** Start of Given records **
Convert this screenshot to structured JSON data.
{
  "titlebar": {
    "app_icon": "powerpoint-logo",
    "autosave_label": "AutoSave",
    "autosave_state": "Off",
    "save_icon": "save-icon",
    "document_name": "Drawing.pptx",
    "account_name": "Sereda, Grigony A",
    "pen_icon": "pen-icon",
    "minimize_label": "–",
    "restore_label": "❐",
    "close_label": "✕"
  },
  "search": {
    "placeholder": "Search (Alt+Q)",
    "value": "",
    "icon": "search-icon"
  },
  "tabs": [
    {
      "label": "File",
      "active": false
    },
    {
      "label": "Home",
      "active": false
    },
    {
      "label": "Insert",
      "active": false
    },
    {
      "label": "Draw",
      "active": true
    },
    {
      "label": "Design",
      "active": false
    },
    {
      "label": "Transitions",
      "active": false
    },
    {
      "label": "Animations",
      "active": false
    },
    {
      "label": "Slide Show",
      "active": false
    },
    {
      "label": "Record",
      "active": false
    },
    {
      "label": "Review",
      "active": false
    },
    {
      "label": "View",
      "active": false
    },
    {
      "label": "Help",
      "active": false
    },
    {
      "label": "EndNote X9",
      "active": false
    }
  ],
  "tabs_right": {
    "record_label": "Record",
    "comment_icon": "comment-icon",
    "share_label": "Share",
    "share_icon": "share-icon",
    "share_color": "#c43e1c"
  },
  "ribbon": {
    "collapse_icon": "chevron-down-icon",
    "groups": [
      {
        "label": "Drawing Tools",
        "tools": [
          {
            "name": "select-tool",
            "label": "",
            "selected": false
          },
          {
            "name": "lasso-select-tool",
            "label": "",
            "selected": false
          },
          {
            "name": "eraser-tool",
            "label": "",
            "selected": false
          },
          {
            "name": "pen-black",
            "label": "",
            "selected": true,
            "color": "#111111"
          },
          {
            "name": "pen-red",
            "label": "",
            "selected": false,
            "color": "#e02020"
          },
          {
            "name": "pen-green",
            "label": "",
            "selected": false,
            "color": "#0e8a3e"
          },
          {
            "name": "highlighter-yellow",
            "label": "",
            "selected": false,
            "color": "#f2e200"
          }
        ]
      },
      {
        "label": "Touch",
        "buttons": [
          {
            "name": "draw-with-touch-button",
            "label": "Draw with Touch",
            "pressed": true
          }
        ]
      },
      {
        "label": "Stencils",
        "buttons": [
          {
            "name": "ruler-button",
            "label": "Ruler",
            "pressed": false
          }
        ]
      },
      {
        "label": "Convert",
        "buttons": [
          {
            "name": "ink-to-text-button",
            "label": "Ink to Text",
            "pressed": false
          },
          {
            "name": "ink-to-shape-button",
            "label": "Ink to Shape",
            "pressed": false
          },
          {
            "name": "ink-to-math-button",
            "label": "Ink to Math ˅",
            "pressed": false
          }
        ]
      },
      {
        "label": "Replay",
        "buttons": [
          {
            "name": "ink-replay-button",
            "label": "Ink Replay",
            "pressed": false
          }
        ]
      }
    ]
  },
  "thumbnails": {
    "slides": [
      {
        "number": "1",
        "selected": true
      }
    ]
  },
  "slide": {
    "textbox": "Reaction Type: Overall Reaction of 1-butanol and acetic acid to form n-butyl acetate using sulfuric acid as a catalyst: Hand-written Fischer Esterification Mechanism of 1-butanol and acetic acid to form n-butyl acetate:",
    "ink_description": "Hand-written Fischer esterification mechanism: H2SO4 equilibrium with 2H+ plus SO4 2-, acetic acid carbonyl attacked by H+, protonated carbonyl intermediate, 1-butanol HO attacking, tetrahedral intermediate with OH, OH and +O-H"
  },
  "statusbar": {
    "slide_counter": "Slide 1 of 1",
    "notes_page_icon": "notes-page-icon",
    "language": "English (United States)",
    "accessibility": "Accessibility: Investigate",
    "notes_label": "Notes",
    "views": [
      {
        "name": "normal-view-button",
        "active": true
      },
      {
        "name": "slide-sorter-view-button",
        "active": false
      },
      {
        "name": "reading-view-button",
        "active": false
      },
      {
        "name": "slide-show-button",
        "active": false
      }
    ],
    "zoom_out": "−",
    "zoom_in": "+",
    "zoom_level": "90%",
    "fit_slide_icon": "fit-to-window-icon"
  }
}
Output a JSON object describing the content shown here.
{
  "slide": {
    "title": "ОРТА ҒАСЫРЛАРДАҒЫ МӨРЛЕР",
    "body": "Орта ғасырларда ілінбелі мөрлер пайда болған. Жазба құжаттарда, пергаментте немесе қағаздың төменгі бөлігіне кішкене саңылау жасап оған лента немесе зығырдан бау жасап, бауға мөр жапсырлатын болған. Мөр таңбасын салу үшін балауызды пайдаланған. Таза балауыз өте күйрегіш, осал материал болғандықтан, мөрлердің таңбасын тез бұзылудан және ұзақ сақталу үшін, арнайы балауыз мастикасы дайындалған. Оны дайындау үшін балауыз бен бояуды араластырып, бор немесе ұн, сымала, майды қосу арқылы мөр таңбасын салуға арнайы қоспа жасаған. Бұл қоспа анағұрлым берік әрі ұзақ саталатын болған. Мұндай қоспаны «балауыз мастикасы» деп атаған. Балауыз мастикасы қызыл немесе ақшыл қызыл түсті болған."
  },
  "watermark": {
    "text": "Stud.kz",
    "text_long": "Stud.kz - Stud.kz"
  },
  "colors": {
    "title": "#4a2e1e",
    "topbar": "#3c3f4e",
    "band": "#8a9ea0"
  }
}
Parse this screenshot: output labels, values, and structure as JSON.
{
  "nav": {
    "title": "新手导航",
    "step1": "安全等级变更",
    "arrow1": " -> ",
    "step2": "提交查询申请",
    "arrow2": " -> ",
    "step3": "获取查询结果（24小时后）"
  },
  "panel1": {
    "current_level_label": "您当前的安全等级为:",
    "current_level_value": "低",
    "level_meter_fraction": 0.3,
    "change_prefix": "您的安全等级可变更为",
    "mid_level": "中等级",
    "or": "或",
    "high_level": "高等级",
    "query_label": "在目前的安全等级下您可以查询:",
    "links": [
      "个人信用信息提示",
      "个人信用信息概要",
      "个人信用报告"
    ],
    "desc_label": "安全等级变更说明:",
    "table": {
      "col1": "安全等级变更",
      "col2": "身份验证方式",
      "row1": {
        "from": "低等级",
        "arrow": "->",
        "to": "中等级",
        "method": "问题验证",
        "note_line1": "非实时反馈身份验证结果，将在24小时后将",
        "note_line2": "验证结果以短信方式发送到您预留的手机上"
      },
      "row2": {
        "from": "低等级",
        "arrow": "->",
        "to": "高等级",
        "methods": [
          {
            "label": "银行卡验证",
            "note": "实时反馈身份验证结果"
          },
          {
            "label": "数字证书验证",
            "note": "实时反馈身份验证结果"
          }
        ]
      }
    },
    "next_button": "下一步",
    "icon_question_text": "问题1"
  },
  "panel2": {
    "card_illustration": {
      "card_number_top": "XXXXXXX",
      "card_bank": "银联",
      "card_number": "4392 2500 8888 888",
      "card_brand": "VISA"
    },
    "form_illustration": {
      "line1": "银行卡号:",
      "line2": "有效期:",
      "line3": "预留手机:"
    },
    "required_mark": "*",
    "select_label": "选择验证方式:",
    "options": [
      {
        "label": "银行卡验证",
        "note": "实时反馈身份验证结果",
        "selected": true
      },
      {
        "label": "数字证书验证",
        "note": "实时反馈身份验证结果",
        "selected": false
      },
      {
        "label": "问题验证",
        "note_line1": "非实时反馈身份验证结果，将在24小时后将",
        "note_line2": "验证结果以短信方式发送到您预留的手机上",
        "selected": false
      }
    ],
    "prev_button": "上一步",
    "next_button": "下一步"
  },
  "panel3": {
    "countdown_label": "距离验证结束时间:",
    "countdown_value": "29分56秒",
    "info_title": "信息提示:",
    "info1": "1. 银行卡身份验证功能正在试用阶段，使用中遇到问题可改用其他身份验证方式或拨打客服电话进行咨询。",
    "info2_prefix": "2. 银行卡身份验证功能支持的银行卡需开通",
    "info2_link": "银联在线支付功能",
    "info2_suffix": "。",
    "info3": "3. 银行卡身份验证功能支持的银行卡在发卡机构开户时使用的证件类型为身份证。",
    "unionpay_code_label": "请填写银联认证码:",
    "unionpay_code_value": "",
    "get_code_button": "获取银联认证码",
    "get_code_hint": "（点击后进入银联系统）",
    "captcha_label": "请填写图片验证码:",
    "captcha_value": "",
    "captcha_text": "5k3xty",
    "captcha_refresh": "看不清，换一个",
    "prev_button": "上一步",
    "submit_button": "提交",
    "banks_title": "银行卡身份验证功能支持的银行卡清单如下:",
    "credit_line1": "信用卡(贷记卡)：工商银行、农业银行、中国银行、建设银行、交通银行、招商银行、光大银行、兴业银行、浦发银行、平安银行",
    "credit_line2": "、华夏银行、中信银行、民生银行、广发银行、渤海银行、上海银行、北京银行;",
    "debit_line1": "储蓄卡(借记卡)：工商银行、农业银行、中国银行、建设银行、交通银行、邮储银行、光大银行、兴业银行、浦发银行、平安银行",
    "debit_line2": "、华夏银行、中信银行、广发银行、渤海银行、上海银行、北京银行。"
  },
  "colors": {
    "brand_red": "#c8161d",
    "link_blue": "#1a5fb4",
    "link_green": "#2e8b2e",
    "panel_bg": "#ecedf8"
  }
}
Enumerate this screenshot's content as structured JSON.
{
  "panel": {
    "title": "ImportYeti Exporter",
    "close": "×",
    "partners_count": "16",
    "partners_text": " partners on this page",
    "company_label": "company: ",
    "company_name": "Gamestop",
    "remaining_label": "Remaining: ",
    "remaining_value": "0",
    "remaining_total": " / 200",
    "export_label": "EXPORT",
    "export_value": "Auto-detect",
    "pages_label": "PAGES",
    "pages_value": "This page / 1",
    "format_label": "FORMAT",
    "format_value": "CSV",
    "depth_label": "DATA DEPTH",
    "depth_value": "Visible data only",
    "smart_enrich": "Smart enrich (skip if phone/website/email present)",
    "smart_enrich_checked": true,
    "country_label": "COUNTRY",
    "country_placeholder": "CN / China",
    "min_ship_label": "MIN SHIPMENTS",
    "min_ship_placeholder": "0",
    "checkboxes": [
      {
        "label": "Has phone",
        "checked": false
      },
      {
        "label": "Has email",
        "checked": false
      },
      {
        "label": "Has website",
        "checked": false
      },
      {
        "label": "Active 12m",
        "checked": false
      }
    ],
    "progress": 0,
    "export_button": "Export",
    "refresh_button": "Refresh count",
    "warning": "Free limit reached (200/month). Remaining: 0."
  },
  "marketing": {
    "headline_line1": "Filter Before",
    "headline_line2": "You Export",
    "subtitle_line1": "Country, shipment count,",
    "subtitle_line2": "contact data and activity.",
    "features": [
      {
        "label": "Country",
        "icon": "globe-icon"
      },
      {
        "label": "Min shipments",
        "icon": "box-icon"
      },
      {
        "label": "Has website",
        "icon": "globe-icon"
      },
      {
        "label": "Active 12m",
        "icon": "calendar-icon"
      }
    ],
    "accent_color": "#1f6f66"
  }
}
** End of Given records **
▸ Aim of the exercise:
Working from the listing above, pick out every line that has "华夏银行" and copy it.

▸ Worked answer:
    "credit_line2": "、华夏银行、中信银行、民生银行、广发银行、渤海银行、上海银行、北京银行;",
    "debit_line2": "、华夏银行、中信银行、广发银行、渤海银行、上海银行、北京银行。"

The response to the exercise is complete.